> [Available data]:
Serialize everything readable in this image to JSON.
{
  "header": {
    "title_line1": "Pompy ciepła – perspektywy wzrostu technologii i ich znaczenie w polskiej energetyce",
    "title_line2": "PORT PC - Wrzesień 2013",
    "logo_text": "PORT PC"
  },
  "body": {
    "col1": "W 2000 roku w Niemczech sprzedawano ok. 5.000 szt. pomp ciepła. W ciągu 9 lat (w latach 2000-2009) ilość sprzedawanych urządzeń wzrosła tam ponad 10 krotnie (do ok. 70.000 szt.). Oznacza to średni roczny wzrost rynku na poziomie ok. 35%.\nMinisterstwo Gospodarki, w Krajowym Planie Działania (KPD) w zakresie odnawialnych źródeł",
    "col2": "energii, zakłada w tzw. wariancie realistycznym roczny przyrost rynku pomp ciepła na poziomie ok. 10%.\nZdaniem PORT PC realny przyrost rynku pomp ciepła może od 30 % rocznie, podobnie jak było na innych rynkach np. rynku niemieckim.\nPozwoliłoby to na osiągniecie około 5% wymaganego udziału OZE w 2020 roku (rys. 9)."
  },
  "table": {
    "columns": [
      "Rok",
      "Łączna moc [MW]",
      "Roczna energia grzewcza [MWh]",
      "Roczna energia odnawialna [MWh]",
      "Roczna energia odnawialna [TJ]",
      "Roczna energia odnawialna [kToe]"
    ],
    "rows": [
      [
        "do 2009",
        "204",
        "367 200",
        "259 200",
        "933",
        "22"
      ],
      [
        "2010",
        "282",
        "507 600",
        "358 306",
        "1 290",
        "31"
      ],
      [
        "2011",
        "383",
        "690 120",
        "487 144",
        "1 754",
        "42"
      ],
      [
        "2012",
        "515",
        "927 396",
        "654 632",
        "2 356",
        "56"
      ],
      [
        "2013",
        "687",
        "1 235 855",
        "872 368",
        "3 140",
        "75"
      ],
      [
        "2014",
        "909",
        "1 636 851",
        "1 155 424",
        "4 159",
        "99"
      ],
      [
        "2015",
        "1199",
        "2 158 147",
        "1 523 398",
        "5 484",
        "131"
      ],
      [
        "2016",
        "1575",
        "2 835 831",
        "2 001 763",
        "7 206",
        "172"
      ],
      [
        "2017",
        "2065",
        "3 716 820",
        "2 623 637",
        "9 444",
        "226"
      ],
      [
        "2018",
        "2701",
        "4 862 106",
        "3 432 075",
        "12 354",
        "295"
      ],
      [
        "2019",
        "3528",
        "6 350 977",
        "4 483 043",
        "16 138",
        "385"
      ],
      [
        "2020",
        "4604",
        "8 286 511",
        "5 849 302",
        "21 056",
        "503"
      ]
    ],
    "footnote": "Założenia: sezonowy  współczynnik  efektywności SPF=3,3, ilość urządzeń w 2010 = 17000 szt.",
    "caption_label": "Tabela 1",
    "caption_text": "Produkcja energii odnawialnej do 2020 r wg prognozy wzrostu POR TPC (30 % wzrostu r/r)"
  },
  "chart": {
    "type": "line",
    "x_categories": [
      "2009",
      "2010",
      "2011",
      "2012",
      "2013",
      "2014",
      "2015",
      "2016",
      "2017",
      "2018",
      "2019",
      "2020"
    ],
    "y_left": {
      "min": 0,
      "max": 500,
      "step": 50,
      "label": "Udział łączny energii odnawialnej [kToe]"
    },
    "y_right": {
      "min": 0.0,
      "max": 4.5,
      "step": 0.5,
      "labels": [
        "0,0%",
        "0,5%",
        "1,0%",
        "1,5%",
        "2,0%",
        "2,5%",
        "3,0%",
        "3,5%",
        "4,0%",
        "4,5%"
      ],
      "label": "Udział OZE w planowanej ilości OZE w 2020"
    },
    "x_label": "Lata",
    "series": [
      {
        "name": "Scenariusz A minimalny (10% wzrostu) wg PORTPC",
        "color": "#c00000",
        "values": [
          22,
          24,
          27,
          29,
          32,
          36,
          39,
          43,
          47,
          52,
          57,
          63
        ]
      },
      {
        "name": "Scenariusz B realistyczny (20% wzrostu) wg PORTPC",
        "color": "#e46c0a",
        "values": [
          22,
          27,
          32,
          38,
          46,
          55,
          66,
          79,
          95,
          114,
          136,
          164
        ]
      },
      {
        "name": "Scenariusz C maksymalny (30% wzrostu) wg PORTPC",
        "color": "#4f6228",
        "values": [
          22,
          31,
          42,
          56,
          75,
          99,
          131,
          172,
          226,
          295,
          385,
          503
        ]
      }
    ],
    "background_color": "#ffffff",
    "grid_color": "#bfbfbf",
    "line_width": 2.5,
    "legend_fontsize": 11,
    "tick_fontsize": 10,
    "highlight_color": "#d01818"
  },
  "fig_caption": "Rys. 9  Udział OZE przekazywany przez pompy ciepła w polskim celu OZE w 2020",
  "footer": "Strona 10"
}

> [Task brief]: Report each line of the material above where the word "wzrostu" appears.

> [Solution to this task]:
    "title_line1": "Pompy ciepła – perspektywy wzrostu technologii i ich znaczenie w polskiej energetyce",
    "caption_text": "Produkcja energii odnawialnej do 2020 r wg prognozy wzrostu POR TPC (30 % wzrostu r/r)"
        "name": "Scenariusz A minimalny (10% wzrostu) wg PORTPC",
        "name": "Scenariusz B realistyczny (20% wzrostu) wg PORTPC",
        "name": "Scenariusz C maksymalny (30% wzrostu) wg PORTPC",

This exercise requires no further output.